▶ What is being asked: Quote each record exactly, please, leaving none out.

/---

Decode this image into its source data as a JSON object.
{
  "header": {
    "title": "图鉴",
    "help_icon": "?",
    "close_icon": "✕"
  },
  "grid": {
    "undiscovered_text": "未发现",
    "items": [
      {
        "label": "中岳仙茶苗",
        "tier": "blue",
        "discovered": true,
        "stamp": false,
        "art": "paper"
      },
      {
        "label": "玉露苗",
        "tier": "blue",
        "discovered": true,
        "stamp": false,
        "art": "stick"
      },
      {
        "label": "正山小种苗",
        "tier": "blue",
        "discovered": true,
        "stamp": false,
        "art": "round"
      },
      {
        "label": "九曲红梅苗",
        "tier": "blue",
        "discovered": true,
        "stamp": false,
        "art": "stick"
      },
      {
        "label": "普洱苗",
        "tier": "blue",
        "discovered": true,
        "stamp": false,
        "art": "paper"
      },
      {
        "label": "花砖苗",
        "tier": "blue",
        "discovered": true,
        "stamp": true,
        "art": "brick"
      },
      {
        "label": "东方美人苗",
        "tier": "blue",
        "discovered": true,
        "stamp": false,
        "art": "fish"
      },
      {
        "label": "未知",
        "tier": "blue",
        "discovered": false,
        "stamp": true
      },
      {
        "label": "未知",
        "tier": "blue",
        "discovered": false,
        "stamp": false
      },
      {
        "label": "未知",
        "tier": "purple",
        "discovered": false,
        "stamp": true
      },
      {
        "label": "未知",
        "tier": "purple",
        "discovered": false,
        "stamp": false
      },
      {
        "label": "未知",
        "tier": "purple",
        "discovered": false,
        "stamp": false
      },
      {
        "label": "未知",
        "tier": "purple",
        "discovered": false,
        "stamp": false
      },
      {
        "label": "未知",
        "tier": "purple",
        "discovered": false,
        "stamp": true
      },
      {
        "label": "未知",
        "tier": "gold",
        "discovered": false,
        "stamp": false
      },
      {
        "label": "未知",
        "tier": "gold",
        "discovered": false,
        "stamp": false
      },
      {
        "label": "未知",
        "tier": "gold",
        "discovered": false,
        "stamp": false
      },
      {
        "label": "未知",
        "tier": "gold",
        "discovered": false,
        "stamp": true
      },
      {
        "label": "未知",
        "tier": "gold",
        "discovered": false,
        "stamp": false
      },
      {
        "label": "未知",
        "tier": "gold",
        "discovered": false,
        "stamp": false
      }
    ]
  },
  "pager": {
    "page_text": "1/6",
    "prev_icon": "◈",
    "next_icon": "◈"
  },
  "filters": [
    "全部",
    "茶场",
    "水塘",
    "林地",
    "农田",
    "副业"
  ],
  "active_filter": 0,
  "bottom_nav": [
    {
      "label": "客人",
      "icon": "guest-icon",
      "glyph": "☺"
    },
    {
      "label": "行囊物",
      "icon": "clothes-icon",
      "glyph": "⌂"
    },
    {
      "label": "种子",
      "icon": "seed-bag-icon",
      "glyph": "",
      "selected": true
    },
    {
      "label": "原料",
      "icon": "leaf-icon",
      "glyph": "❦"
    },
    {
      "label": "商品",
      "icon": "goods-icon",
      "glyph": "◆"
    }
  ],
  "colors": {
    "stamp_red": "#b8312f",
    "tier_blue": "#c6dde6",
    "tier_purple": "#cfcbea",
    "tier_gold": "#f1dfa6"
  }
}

\---

▶ Solution to this problem:
Decode this image into its source data as a JSON object.
{
  "header": {
    "title": "图鉴",
    "help_icon": "?",
    "close_icon": "✕"
  },
  "grid": {
    "undiscovered_text": "未发现",
    "items": [
      {
        "label": "中岳仙茶苗",
        "tier": "blue",
        "discovered": true,
        "stamp": false,
        "art": "paper"
      },
      {
        "label": "玉露苗",
        "tier": "blue",
        "discovered": true,
        "stamp": false,
        "art": "stick"
      },
      {
        "label": "正山小种苗",
        "tier": "blue",
        "discovered": true,
        "stamp": false,
        "art": "round"
      },
      {
        "label": "九曲红梅苗",
        "tier": "blue",
        "discovered": true,
        "stamp": false,
        "art": "stick"
      },
      {
        "label": "普洱苗",
        "tier": "blue",
        "discovered": true,
        "stamp": false,
        "art": "paper"
      },
      {
        "label": "花砖苗",
        "tier": "blue",
        "discovered": true,
        "stamp": true,
        "art": "brick"
      },
      {
        "label": "东方美人苗",
        "tier": "blue",
        "discovered": true,
        "stamp": false,
        "art": "fish"
      },
      {
        "label": "未知",
        "tier": "blue",
        "discovered": false,
        "stamp": true
      },
      {
        "label": "未知",
        "tier": "blue",
        "discovered": false,
        "stamp": false
      },
      {
        "label": "未知",
        "tier": "purple",
        "discovered": false,
        "stamp": true
      },
      {
        "label": "未知",
        "tier": "purple",
        "discovered": false,
        "stamp": false
      },
      {
        "label": "未知",
        "tier": "purple",
        "discovered": false,
        "stamp": false
      },
      {
        "label": "未知",
        "tier": "purple",
        "discovered": false,
        "stamp": false
      },
      {
        "label": "未知",
        "tier": "purple",
        "discovered": false,
        "stamp": true
      },
      {
        "label": "未知",
        "tier": "gold",
        "discovered": false,
        "stamp": false
      },
      {
        "label": "未知",
        "tier": "gold",
        "discovered": false,
        "stamp": false
      },
      {
        "label": "未知",
        "tier": "gold",
        "discovered": false,
        "stamp": false
      },
      {
        "label": "未知",
        "tier": "gold",
        "discovered": false,
        "stamp": true
      },
      {
        "label": "未知",
        "tier": "gold",
        "discovered": false,
        "stamp": false
      },
      {
        "label": "未知",
        "tier": "gold",
        "discovered": false,
        "stamp": false
      }
    ]
  },
  "pager": {
    "page_text": "1/6",
    "prev_icon": "◈",
    "next_icon": "◈"
  },
  "filters": [
    "全部",
    "茶场",
    "水塘",
    "林地",
    "农田",
    "副业"
  ],
  "active_filter": 0,
  "bottom_nav": [
    {
      "label": "客人",
      "icon": "guest-icon",
      "glyph": "☺"
    },
    {
      "label": "行囊物",
      "icon": "clothes-icon",
      "glyph": "⌂"
    },
    {
      "label": "种子",
      "icon": "seed-bag-icon",
      "glyph": "",
      "selected": true
    },
    {
      "label": "原料",
      "icon": "leaf-icon",
      "glyph": "❦"
    },
    {
      "label": "商品",
      "icon": "goods-icon",
      "glyph": "◆"
    }
  ],
  "colors": {
    "stamp_red": "#b8312f",
    "tier_blue": "#c6dde6",
    "tier_purple": "#cfcbea",
    "tier_gold": "#f1dfa6"
  }
}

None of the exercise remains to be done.